# [Information shown]
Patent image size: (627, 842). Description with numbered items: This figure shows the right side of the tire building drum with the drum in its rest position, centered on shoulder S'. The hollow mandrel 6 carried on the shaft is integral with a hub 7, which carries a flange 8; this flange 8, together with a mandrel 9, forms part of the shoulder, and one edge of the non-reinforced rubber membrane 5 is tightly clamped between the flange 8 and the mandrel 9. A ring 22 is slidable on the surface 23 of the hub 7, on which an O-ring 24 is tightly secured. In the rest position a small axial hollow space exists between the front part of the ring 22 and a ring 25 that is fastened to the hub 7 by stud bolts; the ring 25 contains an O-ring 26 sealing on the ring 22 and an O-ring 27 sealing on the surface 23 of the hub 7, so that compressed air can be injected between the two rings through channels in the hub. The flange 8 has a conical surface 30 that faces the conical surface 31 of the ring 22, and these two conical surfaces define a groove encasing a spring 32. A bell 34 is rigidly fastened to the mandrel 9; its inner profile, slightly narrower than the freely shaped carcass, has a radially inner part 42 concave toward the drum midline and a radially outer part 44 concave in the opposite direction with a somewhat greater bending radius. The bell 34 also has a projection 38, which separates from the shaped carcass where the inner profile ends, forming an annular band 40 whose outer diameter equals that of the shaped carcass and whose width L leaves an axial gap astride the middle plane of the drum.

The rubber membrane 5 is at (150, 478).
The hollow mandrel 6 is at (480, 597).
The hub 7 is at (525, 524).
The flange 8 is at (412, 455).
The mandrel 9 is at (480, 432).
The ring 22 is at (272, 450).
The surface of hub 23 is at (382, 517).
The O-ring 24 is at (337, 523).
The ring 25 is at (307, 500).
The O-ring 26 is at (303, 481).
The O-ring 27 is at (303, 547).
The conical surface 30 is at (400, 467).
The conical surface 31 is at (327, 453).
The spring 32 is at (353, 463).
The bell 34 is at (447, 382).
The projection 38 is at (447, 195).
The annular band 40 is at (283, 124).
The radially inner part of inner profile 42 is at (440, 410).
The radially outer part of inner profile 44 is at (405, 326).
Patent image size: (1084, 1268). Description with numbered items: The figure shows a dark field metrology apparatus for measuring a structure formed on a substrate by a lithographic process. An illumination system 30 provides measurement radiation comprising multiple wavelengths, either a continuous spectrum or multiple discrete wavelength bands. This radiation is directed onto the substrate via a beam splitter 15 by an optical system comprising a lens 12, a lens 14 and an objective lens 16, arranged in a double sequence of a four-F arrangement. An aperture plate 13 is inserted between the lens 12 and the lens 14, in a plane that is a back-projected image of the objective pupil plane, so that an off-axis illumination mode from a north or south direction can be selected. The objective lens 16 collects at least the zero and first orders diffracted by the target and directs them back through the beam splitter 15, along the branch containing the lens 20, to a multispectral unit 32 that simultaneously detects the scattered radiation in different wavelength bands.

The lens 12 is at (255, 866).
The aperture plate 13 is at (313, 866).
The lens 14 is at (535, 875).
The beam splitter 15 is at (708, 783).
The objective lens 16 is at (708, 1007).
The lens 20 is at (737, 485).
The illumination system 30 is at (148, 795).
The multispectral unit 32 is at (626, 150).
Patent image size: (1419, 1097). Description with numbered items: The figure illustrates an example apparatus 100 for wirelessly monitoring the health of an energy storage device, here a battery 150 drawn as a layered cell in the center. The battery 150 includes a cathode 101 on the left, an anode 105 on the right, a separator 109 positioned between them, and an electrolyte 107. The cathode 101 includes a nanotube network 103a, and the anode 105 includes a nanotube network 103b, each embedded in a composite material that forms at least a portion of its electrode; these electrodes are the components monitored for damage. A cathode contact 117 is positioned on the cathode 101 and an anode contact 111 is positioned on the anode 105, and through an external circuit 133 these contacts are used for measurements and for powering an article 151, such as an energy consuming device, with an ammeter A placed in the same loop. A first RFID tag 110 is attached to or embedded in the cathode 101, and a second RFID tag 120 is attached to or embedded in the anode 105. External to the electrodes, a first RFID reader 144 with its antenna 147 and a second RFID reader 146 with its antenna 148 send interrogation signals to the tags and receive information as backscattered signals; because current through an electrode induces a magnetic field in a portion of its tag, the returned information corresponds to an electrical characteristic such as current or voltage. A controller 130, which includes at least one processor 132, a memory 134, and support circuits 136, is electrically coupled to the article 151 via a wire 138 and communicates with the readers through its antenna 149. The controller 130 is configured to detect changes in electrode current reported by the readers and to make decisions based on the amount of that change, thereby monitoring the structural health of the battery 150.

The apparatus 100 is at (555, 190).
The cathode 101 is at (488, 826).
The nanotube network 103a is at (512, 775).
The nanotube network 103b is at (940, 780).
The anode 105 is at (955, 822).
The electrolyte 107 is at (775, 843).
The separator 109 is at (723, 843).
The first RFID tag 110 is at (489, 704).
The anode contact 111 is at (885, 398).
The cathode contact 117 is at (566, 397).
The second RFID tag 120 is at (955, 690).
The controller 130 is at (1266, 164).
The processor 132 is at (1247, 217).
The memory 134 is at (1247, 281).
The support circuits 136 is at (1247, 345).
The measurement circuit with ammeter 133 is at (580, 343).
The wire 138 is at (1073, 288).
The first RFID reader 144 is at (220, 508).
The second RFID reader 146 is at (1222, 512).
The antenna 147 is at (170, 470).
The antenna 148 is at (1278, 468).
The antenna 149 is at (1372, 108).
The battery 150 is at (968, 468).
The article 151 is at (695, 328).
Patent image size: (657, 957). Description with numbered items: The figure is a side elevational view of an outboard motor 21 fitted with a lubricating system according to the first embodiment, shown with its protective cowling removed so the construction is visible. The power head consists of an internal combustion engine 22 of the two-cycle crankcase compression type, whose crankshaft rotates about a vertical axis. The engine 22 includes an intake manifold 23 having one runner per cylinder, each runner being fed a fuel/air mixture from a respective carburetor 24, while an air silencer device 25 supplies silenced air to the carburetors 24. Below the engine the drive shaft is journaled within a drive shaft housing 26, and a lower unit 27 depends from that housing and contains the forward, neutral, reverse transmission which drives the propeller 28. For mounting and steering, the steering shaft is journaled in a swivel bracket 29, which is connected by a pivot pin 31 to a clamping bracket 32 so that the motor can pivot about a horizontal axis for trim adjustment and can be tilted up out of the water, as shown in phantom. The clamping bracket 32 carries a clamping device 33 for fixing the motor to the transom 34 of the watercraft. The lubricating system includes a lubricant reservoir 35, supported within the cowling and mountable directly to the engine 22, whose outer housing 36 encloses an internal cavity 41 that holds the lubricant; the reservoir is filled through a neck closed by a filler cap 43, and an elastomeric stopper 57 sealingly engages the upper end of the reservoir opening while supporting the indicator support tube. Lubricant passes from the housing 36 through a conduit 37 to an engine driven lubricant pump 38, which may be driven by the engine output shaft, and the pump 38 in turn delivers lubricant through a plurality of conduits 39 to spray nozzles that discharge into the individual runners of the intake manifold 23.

# [What is required]
Reproduce only the data between the lines holding "Patent image size: (1084, 1268)." and "The objective lens 16 is at (708, 1007).", inclusive, swapping "substrate" for "wafer" and leaving everything else unchanged.

# [The result]
Patent image size: (1084, 1268). Description with numbered items: The figure shows a dark field metrology apparatus for measuring a structure formed on a wafer by a lithographic process. An illumination system 30 provides measurement radiation comprising multiple wavelengths, either a continuous spectrum or multiple discrete wavelength bands. This radiation is directed onto the wafer via a beam splitter 15 by an optical system comprising a lens 12, a lens 14 and an objective lens 16, arranged in a double sequence of a four-F arrangement. An aperture plate 13 is inserted between the lens 12 and the lens 14, in a plane that is a back-projected image of the objective pupil plane, so that an off-axis illumination mode from a north or south direction can be selected. The objective lens 16 collects at least the zero and first orders diffracted by the target and directs them back through the beam splitter 15, along the branch containing the lens 20, to a multispectral unit 32 that simultaneously detects the scattered radiation in different wavelength bands.

The lens 12 is at (255, 866).
The aperture plate 13 is at (313, 866).
The lens 14 is at (535, 875).
The beam splitter 15 is at (708, 783).
The objective lens 16 is at (708, 1007).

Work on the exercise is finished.